=== Required work ===
Leave out every picture, then transcribe the rest of the listing exactly.

++++ Provided entries

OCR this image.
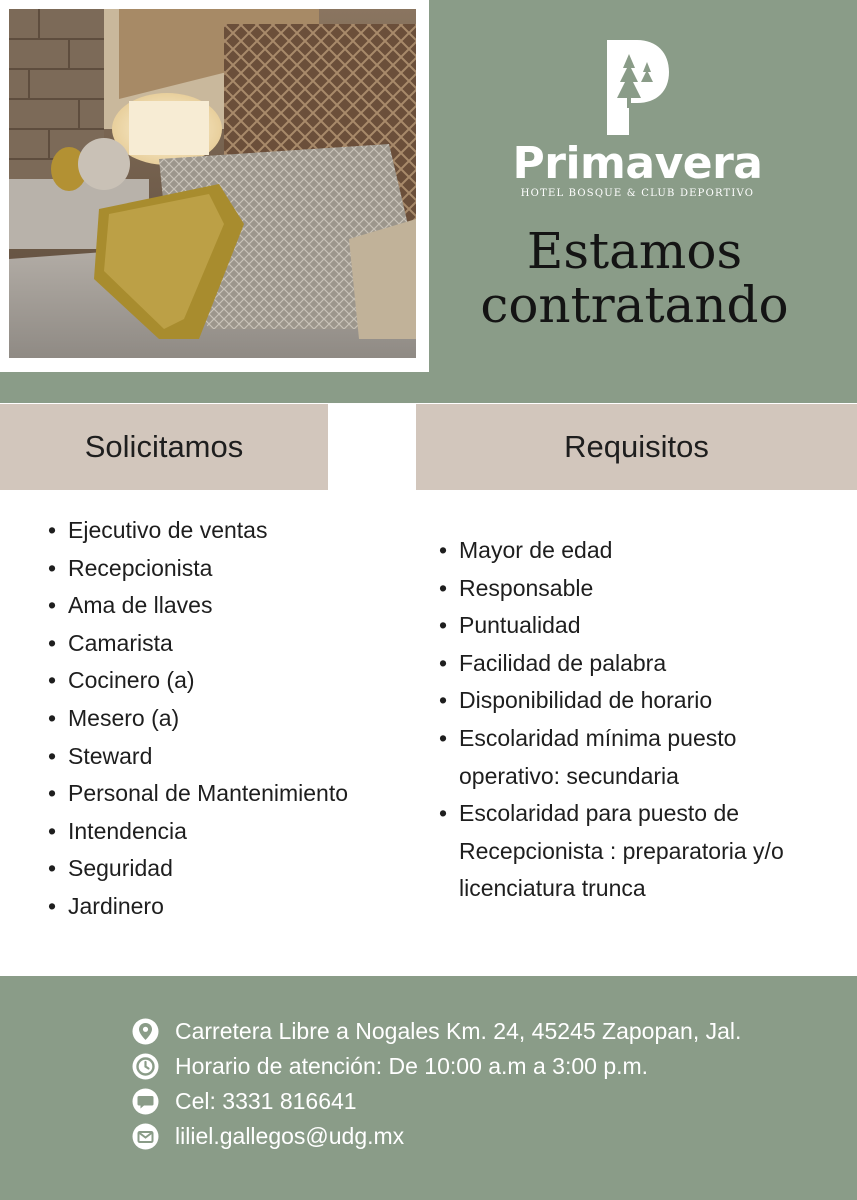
Primavera
HOTEL BOSQUE & CLUB DEPORTIVO
Estamos
contratando
Solicitamos	Requisitos
• Ejecutivo de ventas
• Recepcionista
• Ama de llaves
• Camarista
• Cocinero (a)
• Mesero (a)
• Steward
• Personal de Mantenimiento
• Intendencia
• Seguridad
• Jardinero
• Mayor de edad
• Responsable
• Puntualidad
• Facilidad de palabra
• Disponibilidad de horario
• Escolaridad mínima puesto operativo: secundaria
• Escolaridad para puesto de Recepcionista : preparatoria y/o licenciatura trunca
Carretera Libre a Nogales Km. 24, 45245 Zapopan, Jal.
Horario de atención: De 10:00 a.m a 3:00 p.m.
Cel: 3331 816641
liliel.gallegos@udg.mx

++++++++

=== Answer to this problem ===
OCR this image.
Primavera
HOTEL BOSQUE & CLUB DEPORTIVO
Estamos
contratando
Solicitamos	Requisitos
• Ejecutivo de ventas
• Recepcionista
• Ama de llaves
• Camarista
• Cocinero (a)
• Mesero (a)
• Steward
• Personal de Mantenimiento
• Intendencia
• Seguridad
• Jardinero
• Mayor de edad
• Responsable
• Puntualidad
• Facilidad de palabra
• Disponibilidad de horario
• Escolaridad mínima puesto operativo: secundaria
• Escolaridad para puesto de Recepcionista : preparatoria y/o licenciatura trunca
Carretera Libre a Nogales Km. 24, 45245 Zapopan, Jal.
Horario de atención: De 10:00 a.m a 3:00 p.m.
Cel: 3331 816641
liliel.gallegos@udg.mx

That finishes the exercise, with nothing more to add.